● **Data in this exercise**
**********
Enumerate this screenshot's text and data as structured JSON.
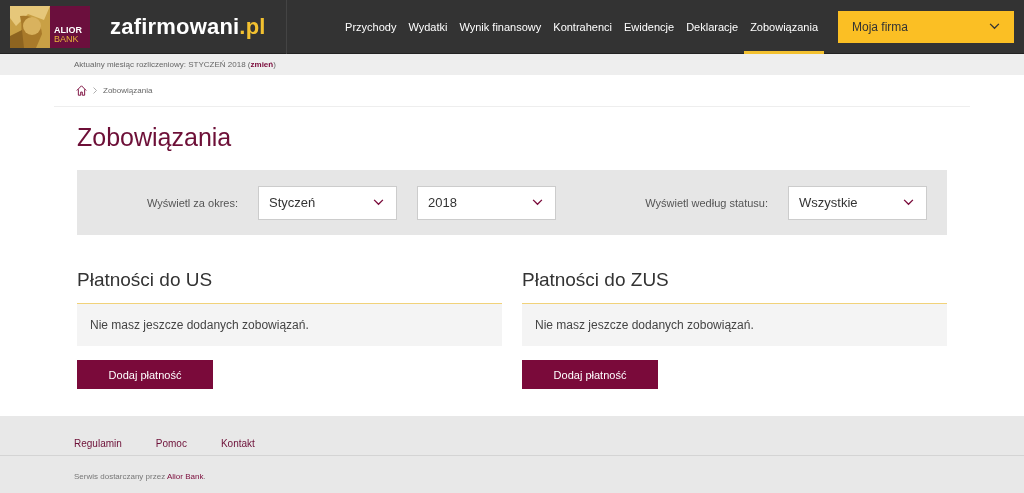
{
  "header": {
    "logo_text": [
      "ALIOR",
      "BANK"
    ],
    "site_name": "zafirmowani",
    "site_suffix": ".pl",
    "nav": [
      {
        "label": "Przychody",
        "selected": false
      },
      {
        "label": "Wydatki",
        "selected": false
      },
      {
        "label": "Wynik finansowy",
        "selected": false
      },
      {
        "label": "Kontrahenci",
        "selected": false
      },
      {
        "label": "Ewidencje",
        "selected": false
      },
      {
        "label": "Deklaracje",
        "selected": false
      },
      {
        "label": "Zobowiązania",
        "selected": true
      }
    ],
    "company_menu": "Moja firma"
  },
  "period_bar": {
    "text": "Aktualny miesiąc rozliczeniowy: STYCZEŃ 2018 (",
    "link": "zmień",
    "suffix": ")"
  },
  "breadcrumb": [
    "Zobowiązania"
  ],
  "title": "Zobowiązania",
  "filters": {
    "period_label": "Wyświetl za okres:",
    "month": "Styczeń",
    "year": "2018",
    "status_label": "Wyświetl według statusu:",
    "status": "Wszystkie"
  },
  "sections": [
    {
      "heading": "Płatności do US",
      "message": "Nie masz jeszcze dodanych zobowiązań.",
      "button": "Dodaj płatność"
    },
    {
      "heading": "Płatności do ZUS",
      "message": "Nie masz jeszcze dodanych zobowiązań.",
      "button": "Dodaj płatność"
    }
  ],
  "footer": {
    "links": [
      "Regulamin",
      "Pomoc",
      "Kontakt"
    ],
    "text": "Serwis dostarczany przez ",
    "link": "Alior Bank",
    "suffix": "."
  }
}
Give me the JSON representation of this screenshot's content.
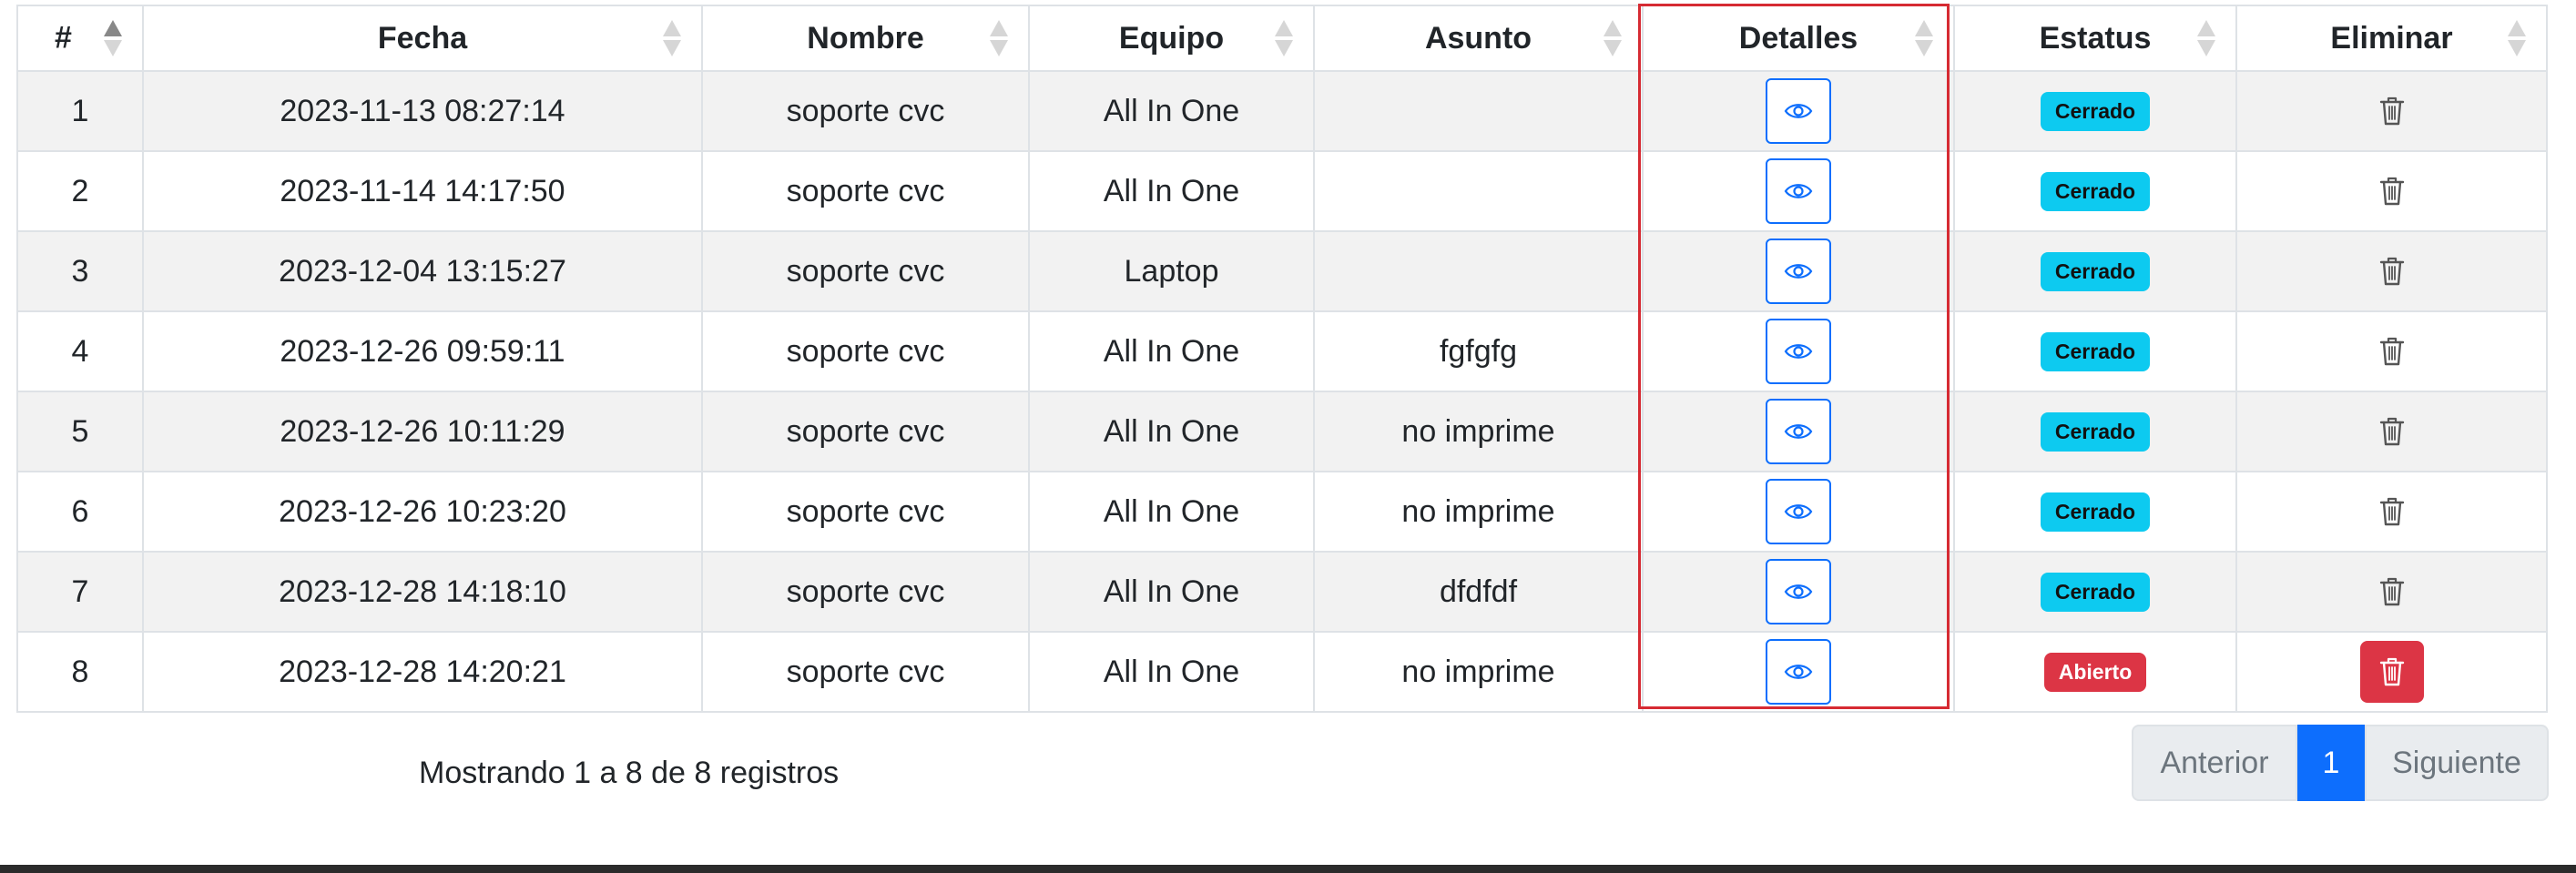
**********
● **Task statement**
Reproduce each entry precisely. Leave the pictures out.

● **Result below**
Enumerate this screenshot's text and data as structured JSON.
{
  "header": {
    "logo_text": [
      "ALIOR",
      "BANK"
    ],
    "site_name": "zafirmowani",
    "site_suffix": ".pl",
    "nav": [
      {
        "label": "Przychody",
        "selected": false
      },
      {
        "label": "Wydatki",
        "selected": false
      },
      {
        "label": "Wynik finansowy",
        "selected": false
      },
      {
        "label": "Kontrahenci",
        "selected": false
      },
      {
        "label": "Ewidencje",
        "selected": false
      },
      {
        "label": "Deklaracje",
        "selected": false
      },
      {
        "label": "Zobowiązania",
        "selected": true
      }
    ],
    "company_menu": "Moja firma"
  },
  "period_bar": {
    "text": "Aktualny miesiąc rozliczeniowy: STYCZEŃ 2018 (",
    "link": "zmień",
    "suffix": ")"
  },
  "breadcrumb": [
    "Zobowiązania"
  ],
  "title": "Zobowiązania",
  "filters": {
    "period_label": "Wyświetl za okres:",
    "month": "Styczeń",
    "year": "2018",
    "status_label": "Wyświetl według statusu:",
    "status": "Wszystkie"
  },
  "sections": [
    {
      "heading": "Płatności do US",
      "message": "Nie masz jeszcze dodanych zobowiązań.",
      "button": "Dodaj płatność"
    },
    {
      "heading": "Płatności do ZUS",
      "message": "Nie masz jeszcze dodanych zobowiązań.",
      "button": "Dodaj płatność"
    }
  ],
  "footer": {
    "links": [
      "Regulamin",
      "Pomoc",
      "Kontakt"
    ],
    "text": "Serwis dostarczany przez ",
    "link": "Alior Bank",
    "suffix": "."
  }
}
Give me the JSON representation of this screenshot's content.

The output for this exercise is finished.